_EXERCISE DETAILS:_
Copy out every record below with complete accuracy.

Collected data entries
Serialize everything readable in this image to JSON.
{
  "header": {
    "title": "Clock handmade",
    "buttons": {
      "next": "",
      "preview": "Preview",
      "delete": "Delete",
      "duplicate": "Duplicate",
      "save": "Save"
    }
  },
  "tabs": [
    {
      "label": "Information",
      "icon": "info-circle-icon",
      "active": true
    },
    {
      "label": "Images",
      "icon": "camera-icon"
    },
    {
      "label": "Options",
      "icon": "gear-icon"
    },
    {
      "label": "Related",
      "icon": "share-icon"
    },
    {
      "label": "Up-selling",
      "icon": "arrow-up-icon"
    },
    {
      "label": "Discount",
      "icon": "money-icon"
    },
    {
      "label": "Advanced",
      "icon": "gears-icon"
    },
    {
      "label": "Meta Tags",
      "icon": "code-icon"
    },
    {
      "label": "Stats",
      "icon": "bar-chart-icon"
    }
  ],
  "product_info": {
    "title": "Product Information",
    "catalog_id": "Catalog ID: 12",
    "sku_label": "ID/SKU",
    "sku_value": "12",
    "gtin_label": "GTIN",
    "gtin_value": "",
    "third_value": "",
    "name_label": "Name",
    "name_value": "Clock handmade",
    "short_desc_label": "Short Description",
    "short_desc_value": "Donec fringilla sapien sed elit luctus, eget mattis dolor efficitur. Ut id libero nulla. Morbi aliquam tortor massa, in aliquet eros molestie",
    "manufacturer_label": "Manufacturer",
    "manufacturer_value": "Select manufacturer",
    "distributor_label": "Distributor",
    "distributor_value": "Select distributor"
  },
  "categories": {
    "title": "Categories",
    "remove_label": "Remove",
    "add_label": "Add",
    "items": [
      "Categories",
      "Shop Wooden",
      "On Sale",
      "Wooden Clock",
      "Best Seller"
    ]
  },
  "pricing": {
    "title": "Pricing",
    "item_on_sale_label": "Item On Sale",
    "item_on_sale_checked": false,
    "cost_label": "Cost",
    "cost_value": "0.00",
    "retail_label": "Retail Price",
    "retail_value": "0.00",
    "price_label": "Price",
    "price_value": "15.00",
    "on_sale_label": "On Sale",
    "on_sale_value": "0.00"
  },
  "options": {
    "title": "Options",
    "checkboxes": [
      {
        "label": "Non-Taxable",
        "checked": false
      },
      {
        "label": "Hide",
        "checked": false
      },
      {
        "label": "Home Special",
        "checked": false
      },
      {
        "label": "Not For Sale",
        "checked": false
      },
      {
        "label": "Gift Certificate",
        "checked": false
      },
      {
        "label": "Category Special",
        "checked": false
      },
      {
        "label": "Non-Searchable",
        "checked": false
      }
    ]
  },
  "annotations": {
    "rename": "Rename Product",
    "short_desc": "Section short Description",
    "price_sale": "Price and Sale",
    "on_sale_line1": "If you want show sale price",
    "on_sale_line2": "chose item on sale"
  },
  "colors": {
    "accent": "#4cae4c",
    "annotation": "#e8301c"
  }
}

_REPLY:_
Serialize everything readable in this image to JSON.
{
  "header": {
    "title": "Clock handmade",
    "buttons": {
      "next": "",
      "preview": "Preview",
      "delete": "Delete",
      "duplicate": "Duplicate",
      "save": "Save"
    }
  },
  "tabs": [
    {
      "label": "Information",
      "icon": "info-circle-icon",
      "active": true
    },
    {
      "label": "Images",
      "icon": "camera-icon"
    },
    {
      "label": "Options",
      "icon": "gear-icon"
    },
    {
      "label": "Related",
      "icon": "share-icon"
    },
    {
      "label": "Up-selling",
      "icon": "arrow-up-icon"
    },
    {
      "label": "Discount",
      "icon": "money-icon"
    },
    {
      "label": "Advanced",
      "icon": "gears-icon"
    },
    {
      "label": "Meta Tags",
      "icon": "code-icon"
    },
    {
      "label": "Stats",
      "icon": "bar-chart-icon"
    }
  ],
  "product_info": {
    "title": "Product Information",
    "catalog_id": "Catalog ID: 12",
    "sku_label": "ID/SKU",
    "sku_value": "12",
    "gtin_label": "GTIN",
    "gtin_value": "",
    "third_value": "",
    "name_label": "Name",
    "name_value": "Clock handmade",
    "short_desc_label": "Short Description",
    "short_desc_value": "Donec fringilla sapien sed elit luctus, eget mattis dolor efficitur. Ut id libero nulla. Morbi aliquam tortor massa, in aliquet eros molestie",
    "manufacturer_label": "Manufacturer",
    "manufacturer_value": "Select manufacturer",
    "distributor_label": "Distributor",
    "distributor_value": "Select distributor"
  },
  "categories": {
    "title": "Categories",
    "remove_label": "Remove",
    "add_label": "Add",
    "items": [
      "Categories",
      "Shop Wooden",
      "On Sale",
      "Wooden Clock",
      "Best Seller"
    ]
  },
  "pricing": {
    "title": "Pricing",
    "item_on_sale_label": "Item On Sale",
    "item_on_sale_checked": false,
    "cost_label": "Cost",
    "cost_value": "0.00",
    "retail_label": "Retail Price",
    "retail_value": "0.00",
    "price_label": "Price",
    "price_value": "15.00",
    "on_sale_label": "On Sale",
    "on_sale_value": "0.00"
  },
  "options": {
    "title": "Options",
    "checkboxes": [
      {
        "label": "Non-Taxable",
        "checked": false
      },
      {
        "label": "Hide",
        "checked": false
      },
      {
        "label": "Home Special",
        "checked": false
      },
      {
        "label": "Not For Sale",
        "checked": false
      },
      {
        "label": "Gift Certificate",
        "checked": false
      },
      {
        "label": "Category Special",
        "checked": false
      },
      {
        "label": "Non-Searchable",
        "checked": false
      }
    ]
  },
  "annotations": {
    "rename": "Rename Product",
    "short_desc": "Section short Description",
    "price_sale": "Price and Sale",
    "on_sale_line1": "If you want show sale price",
    "on_sale_line2": "chose item on sale"
  },
  "colors": {
    "accent": "#4cae4c",
    "annotation": "#e8301c"
  }
}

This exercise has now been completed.